DATASET RECORDS >>
┌────────
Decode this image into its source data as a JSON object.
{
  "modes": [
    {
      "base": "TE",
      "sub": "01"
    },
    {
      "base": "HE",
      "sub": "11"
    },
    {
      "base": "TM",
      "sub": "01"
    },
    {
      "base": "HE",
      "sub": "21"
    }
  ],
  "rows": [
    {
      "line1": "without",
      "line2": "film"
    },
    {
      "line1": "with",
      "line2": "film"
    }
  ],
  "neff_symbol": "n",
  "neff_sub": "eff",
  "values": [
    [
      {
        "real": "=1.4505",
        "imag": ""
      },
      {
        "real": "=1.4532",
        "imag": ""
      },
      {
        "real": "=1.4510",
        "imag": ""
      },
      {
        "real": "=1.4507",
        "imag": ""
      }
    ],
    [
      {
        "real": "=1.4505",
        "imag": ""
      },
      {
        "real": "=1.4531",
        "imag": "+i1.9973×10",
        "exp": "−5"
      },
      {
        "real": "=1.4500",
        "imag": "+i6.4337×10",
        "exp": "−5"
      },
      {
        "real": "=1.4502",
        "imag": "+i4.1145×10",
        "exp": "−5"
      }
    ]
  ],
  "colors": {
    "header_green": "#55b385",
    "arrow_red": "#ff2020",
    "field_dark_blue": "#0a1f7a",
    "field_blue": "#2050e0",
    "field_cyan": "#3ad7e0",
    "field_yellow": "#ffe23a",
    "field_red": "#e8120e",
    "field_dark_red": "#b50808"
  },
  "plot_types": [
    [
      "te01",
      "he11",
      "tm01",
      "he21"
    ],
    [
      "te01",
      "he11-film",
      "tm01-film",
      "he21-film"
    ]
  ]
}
└────────
TASK >> Set down all of the data above, word for word.

EXERCISE OUTPUT >>
Decode this image into its source data as a JSON object.
{
  "modes": [
    {
      "base": "TE",
      "sub": "01"
    },
    {
      "base": "HE",
      "sub": "11"
    },
    {
      "base": "TM",
      "sub": "01"
    },
    {
      "base": "HE",
      "sub": "21"
    }
  ],
  "rows": [
    {
      "line1": "without",
      "line2": "film"
    },
    {
      "line1": "with",
      "line2": "film"
    }
  ],
  "neff_symbol": "n",
  "neff_sub": "eff",
  "values": [
    [
      {
        "real": "=1.4505",
        "imag": ""
      },
      {
        "real": "=1.4532",
        "imag": ""
      },
      {
        "real": "=1.4510",
        "imag": ""
      },
      {
        "real": "=1.4507",
        "imag": ""
      }
    ],
    [
      {
        "real": "=1.4505",
        "imag": ""
      },
      {
        "real": "=1.4531",
        "imag": "+i1.9973×10",
        "exp": "−5"
      },
      {
        "real": "=1.4500",
        "imag": "+i6.4337×10",
        "exp": "−5"
      },
      {
        "real": "=1.4502",
        "imag": "+i4.1145×10",
        "exp": "−5"
      }
    ]
  ],
  "colors": {
    "header_green": "#55b385",
    "arrow_red": "#ff2020",
    "field_dark_blue": "#0a1f7a",
    "field_blue": "#2050e0",
    "field_cyan": "#3ad7e0",
    "field_yellow": "#ffe23a",
    "field_red": "#e8120e",
    "field_dark_red": "#b50808"
  },
  "plot_types": [
    [
      "te01",
      "he11",
      "tm01",
      "he21"
    ],
    [
      "te01",
      "he11-film",
      "tm01-film",
      "he21-film"
    ]
  ]
}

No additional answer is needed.